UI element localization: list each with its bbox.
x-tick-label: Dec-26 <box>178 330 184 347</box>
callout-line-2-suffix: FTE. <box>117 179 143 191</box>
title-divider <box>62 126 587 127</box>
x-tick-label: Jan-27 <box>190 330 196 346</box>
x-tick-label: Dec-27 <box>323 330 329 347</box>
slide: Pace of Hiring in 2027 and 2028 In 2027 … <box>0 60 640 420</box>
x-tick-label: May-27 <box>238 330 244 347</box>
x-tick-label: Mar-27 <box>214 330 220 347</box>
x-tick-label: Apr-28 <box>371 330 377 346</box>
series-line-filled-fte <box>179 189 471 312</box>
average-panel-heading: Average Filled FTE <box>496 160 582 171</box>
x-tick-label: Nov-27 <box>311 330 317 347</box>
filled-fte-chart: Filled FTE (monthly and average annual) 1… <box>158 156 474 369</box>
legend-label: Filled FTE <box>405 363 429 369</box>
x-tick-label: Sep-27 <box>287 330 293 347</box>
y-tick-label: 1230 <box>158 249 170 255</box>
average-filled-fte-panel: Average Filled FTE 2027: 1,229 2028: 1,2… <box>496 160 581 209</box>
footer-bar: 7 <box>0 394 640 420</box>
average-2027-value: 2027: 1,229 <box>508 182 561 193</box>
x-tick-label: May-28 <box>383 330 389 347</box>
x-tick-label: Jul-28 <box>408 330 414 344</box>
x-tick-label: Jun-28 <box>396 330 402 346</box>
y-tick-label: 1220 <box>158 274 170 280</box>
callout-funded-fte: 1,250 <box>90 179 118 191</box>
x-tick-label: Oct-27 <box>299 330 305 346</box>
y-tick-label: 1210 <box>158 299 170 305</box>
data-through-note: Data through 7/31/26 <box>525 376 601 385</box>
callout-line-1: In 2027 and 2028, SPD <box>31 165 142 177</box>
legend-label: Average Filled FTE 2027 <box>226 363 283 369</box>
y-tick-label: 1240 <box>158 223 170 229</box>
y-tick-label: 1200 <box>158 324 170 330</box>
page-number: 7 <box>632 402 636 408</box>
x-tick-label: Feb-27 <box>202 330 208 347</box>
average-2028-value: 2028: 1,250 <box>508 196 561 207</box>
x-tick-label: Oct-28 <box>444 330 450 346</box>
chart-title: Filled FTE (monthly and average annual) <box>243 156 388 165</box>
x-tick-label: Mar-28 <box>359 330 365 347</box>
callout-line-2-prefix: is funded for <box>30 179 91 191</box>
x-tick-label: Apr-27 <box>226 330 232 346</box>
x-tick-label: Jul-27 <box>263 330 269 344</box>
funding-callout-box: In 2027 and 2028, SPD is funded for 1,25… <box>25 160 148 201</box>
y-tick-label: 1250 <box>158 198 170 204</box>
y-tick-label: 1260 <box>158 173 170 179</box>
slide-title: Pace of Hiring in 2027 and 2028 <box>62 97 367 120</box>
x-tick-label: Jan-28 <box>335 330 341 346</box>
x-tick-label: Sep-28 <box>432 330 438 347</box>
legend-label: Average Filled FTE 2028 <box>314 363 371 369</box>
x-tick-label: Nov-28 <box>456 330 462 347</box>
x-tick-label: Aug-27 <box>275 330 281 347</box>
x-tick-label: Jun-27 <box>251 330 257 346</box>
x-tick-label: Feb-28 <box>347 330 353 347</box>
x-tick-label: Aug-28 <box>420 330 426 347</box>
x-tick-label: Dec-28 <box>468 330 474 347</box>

==============================

Can you reproduce the material above word for word, from its first line through the line that contains "x-tick-label: Dec-27 <box>323", both included?

UI element localization: list each with its bbox.
x-tick-label: Dec-26 <box>178 330 184 347</box>
callout-line-2-suffix: FTE. <box>117 179 143 191</box>
title-divider <box>62 126 587 127</box>
x-tick-label: Jan-27 <box>190 330 196 346</box>
x-tick-label: Dec-27 <box>323 330 329 347</box>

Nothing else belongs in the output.